## [OBJECTIVE]
Repeat the listing in full, word for word.

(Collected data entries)
>> BEGIN

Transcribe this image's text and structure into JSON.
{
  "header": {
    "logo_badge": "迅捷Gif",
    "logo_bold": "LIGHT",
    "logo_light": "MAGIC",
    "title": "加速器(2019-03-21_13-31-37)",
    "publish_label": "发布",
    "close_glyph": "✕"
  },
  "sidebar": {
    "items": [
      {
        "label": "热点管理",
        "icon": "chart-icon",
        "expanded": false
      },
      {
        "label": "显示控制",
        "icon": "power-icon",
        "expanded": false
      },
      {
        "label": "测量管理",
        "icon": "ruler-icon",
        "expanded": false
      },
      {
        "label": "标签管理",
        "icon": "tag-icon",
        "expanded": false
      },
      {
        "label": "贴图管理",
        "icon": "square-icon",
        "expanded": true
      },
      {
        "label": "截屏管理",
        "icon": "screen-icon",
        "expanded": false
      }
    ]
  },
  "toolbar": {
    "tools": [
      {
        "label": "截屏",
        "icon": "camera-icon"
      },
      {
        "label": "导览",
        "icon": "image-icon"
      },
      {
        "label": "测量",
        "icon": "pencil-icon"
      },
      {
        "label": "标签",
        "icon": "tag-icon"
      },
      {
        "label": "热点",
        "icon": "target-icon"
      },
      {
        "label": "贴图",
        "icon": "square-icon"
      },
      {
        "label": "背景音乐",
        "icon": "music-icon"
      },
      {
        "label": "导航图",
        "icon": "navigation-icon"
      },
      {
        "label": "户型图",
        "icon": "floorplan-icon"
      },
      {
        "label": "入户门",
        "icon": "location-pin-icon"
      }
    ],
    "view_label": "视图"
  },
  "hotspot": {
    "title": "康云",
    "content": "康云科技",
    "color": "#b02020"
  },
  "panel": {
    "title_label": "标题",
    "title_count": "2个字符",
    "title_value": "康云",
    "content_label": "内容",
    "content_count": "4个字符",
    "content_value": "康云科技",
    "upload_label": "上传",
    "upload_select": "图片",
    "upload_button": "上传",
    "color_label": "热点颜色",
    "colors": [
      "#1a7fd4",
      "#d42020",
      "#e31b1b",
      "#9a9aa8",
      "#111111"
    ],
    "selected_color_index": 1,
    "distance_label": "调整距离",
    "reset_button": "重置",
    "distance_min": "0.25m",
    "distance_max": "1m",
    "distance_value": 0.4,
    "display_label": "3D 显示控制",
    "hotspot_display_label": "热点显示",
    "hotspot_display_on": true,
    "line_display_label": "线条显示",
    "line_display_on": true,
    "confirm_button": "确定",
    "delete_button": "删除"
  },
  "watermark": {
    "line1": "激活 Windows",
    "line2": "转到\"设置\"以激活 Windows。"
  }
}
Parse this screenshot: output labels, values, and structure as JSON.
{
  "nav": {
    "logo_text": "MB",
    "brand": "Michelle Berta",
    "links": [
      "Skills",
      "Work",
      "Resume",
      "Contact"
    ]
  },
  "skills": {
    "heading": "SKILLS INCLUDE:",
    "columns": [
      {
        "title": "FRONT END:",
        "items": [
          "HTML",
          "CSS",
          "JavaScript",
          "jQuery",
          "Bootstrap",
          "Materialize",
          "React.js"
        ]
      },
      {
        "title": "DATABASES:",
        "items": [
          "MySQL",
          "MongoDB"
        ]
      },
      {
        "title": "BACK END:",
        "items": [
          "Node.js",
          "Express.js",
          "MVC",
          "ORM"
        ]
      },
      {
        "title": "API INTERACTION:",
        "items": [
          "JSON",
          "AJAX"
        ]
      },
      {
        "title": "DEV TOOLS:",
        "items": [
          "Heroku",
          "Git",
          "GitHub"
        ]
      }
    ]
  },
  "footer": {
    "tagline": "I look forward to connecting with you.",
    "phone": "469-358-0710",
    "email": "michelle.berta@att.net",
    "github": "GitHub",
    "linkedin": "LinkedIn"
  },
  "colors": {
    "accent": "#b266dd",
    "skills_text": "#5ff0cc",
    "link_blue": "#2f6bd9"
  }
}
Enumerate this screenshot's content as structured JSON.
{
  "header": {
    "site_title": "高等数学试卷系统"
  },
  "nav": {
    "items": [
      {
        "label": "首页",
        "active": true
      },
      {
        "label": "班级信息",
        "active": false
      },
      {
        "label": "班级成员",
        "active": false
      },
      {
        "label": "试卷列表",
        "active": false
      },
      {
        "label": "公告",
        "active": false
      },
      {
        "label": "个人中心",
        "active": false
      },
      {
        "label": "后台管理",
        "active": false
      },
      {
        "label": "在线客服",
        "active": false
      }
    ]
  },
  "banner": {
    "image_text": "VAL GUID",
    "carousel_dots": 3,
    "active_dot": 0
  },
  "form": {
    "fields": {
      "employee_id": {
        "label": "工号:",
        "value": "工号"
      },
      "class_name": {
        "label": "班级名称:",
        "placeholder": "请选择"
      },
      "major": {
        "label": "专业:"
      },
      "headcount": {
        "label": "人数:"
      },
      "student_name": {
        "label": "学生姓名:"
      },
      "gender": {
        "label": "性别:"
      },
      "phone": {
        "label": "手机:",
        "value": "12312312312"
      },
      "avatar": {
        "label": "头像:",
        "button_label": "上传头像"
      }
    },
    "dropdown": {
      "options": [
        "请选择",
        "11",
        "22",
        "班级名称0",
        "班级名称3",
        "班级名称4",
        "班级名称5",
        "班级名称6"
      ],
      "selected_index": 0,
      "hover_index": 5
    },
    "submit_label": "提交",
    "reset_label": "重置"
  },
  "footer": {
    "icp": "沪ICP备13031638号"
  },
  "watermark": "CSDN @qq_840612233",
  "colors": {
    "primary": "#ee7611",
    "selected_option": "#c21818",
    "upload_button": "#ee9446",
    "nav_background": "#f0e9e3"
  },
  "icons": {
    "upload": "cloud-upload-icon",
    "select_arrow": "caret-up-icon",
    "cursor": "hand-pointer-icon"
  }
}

>> END

## [CORRECT OUTPUT]
Transcribe this image's text and structure into JSON.
{
  "header": {
    "logo_badge": "迅捷Gif",
    "logo_bold": "LIGHT",
    "logo_light": "MAGIC",
    "title": "加速器(2019-03-21_13-31-37)",
    "publish_label": "发布",
    "close_glyph": "✕"
  },
  "sidebar": {
    "items": [
      {
        "label": "热点管理",
        "icon": "chart-icon",
        "expanded": false
      },
      {
        "label": "显示控制",
        "icon": "power-icon",
        "expanded": false
      },
      {
        "label": "测量管理",
        "icon": "ruler-icon",
        "expanded": false
      },
      {
        "label": "标签管理",
        "icon": "tag-icon",
        "expanded": false
      },
      {
        "label": "贴图管理",
        "icon": "square-icon",
        "expanded": true
      },
      {
        "label": "截屏管理",
        "icon": "screen-icon",
        "expanded": false
      }
    ]
  },
  "toolbar": {
    "tools": [
      {
        "label": "截屏",
        "icon": "camera-icon"
      },
      {
        "label": "导览",
        "icon": "image-icon"
      },
      {
        "label": "测量",
        "icon": "pencil-icon"
      },
      {
        "label": "标签",
        "icon": "tag-icon"
      },
      {
        "label": "热点",
        "icon": "target-icon"
      },
      {
        "label": "贴图",
        "icon": "square-icon"
      },
      {
        "label": "背景音乐",
        "icon": "music-icon"
      },
      {
        "label": "导航图",
        "icon": "navigation-icon"
      },
      {
        "label": "户型图",
        "icon": "floorplan-icon"
      },
      {
        "label": "入户门",
        "icon": "location-pin-icon"
      }
    ],
    "view_label": "视图"
  },
  "hotspot": {
    "title": "康云",
    "content": "康云科技",
    "color": "#b02020"
  },
  "panel": {
    "title_label": "标题",
    "title_count": "2个字符",
    "title_value": "康云",
    "content_label": "内容",
    "content_count": "4个字符",
    "content_value": "康云科技",
    "upload_label": "上传",
    "upload_select": "图片",
    "upload_button": "上传",
    "color_label": "热点颜色",
    "colors": [
      "#1a7fd4",
      "#d42020",
      "#e31b1b",
      "#9a9aa8",
      "#111111"
    ],
    "selected_color_index": 1,
    "distance_label": "调整距离",
    "reset_button": "重置",
    "distance_min": "0.25m",
    "distance_max": "1m",
    "distance_value": 0.4,
    "display_label": "3D 显示控制",
    "hotspot_display_label": "热点显示",
    "hotspot_display_on": true,
    "line_display_label": "线条显示",
    "line_display_on": true,
    "confirm_button": "确定",
    "delete_button": "删除"
  },
  "watermark": {
    "line1": "激活 Windows",
    "line2": "转到\"设置\"以激活 Windows。"
  }
}
Parse this screenshot: output labels, values, and structure as JSON.
{
  "nav": {
    "logo_text": "MB",
    "brand": "Michelle Berta",
    "links": [
      "Skills",
      "Work",
      "Resume",
      "Contact"
    ]
  },
  "skills": {
    "heading": "SKILLS INCLUDE:",
    "columns": [
      {
        "title": "FRONT END:",
        "items": [
          "HTML",
          "CSS",
          "JavaScript",
          "jQuery",
          "Bootstrap",
          "Materialize",
          "React.js"
        ]
      },
      {
        "title": "DATABASES:",
        "items": [
          "MySQL",
          "MongoDB"
        ]
      },
      {
        "title": "BACK END:",
        "items": [
          "Node.js",
          "Express.js",
          "MVC",
          "ORM"
        ]
      },
      {
        "title": "API INTERACTION:",
        "items": [
          "JSON",
          "AJAX"
        ]
      },
      {
        "title": "DEV TOOLS:",
        "items": [
          "Heroku",
          "Git",
          "GitHub"
        ]
      }
    ]
  },
  "footer": {
    "tagline": "I look forward to connecting with you.",
    "phone": "469-358-0710",
    "email": "michelle.berta@att.net",
    "github": "GitHub",
    "linkedin": "LinkedIn"
  },
  "colors": {
    "accent": "#b266dd",
    "skills_text": "#5ff0cc",
    "link_blue": "#2f6bd9"
  }
}
Enumerate this screenshot's content as structured JSON.
{
  "header": {
    "site_title": "高等数学试卷系统"
  },
  "nav": {
    "items": [
      {
        "label": "首页",
        "active": true
      },
      {
        "label": "班级信息",
        "active": false
      },
      {
        "label": "班级成员",
        "active": false
      },
      {
        "label": "试卷列表",
        "active": false
      },
      {
        "label": "公告",
        "active": false
      },
      {
        "label": "个人中心",
        "active": false
      },
      {
        "label": "后台管理",
        "active": false
      },
      {
        "label": "在线客服",
        "active": false
      }
    ]
  },
  "banner": {
    "image_text": "VAL GUID",
    "carousel_dots": 3,
    "active_dot": 0
  },
  "form": {
    "fields": {
      "employee_id": {
        "label": "工号:",
        "value": "工号"
      },
      "class_name": {
        "label": "班级名称:",
        "placeholder": "请选择"
      },
      "major": {
        "label": "专业:"
      },
      "headcount": {
        "label": "人数:"
      },
      "student_name": {
        "label": "学生姓名:"
      },
      "gender": {
        "label": "性别:"
      },
      "phone": {
        "label": "手机:",
        "value": "12312312312"
      },
      "avatar": {
        "label": "头像:",
        "button_label": "上传头像"
      }
    },
    "dropdown": {
      "options": [
        "请选择",
        "11",
        "22",
        "班级名称0",
        "班级名称3",
        "班级名称4",
        "班级名称5",
        "班级名称6"
      ],
      "selected_index": 0,
      "hover_index": 5
    },
    "submit_label": "提交",
    "reset_label": "重置"
  },
  "footer": {
    "icp": "沪ICP备13031638号"
  },
  "watermark": "CSDN @qq_840612233",
  "colors": {
    "primary": "#ee7611",
    "selected_option": "#c21818",
    "upload_button": "#ee9446",
    "nav_background": "#f0e9e3"
  },
  "icons": {
    "upload": "cloud-upload-icon",
    "select_arrow": "caret-up-icon",
    "cursor": "hand-pointer-icon"
  }
}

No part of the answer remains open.